═════ Records supplied ═════

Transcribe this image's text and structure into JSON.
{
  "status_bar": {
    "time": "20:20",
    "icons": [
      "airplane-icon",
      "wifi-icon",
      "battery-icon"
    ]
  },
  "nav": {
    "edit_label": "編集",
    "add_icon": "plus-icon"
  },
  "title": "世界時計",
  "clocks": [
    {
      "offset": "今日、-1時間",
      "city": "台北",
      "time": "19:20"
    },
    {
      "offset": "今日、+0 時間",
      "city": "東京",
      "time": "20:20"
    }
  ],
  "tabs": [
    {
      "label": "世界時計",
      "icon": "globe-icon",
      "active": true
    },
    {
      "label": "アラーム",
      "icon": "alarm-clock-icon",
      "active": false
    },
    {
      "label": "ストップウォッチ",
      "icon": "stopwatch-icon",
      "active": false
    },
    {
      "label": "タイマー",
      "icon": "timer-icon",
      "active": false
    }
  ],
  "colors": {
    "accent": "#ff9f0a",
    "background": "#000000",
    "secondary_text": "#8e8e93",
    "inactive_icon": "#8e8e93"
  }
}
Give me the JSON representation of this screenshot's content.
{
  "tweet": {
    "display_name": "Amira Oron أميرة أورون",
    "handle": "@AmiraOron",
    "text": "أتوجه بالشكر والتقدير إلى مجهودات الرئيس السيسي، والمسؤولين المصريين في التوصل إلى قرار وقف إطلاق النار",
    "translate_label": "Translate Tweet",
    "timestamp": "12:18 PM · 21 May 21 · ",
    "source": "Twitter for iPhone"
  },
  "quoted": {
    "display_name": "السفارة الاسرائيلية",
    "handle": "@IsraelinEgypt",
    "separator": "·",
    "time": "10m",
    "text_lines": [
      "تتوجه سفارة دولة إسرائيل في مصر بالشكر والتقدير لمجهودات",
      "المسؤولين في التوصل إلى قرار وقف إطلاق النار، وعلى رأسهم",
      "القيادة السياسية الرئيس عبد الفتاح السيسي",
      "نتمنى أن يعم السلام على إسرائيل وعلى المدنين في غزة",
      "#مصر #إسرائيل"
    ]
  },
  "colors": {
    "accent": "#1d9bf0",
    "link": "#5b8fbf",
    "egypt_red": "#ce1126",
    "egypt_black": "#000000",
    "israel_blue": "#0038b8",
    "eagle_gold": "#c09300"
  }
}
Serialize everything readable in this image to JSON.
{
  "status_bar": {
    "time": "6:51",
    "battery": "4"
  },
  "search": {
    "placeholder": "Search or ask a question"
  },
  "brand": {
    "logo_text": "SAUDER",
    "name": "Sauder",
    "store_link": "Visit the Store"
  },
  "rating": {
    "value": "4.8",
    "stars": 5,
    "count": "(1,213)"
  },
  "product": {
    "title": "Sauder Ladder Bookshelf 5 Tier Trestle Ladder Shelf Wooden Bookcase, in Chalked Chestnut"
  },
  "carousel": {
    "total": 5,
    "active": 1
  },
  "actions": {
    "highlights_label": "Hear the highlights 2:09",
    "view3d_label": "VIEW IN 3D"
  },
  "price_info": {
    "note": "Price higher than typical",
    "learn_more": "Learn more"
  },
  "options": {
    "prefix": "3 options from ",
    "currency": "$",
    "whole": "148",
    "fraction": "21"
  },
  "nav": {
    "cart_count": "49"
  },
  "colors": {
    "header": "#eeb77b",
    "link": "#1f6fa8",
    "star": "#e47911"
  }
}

═════

To do -> Report the number of lines containing the string "إسرائيل" and add nothing to it.

Answer to this problem -> 3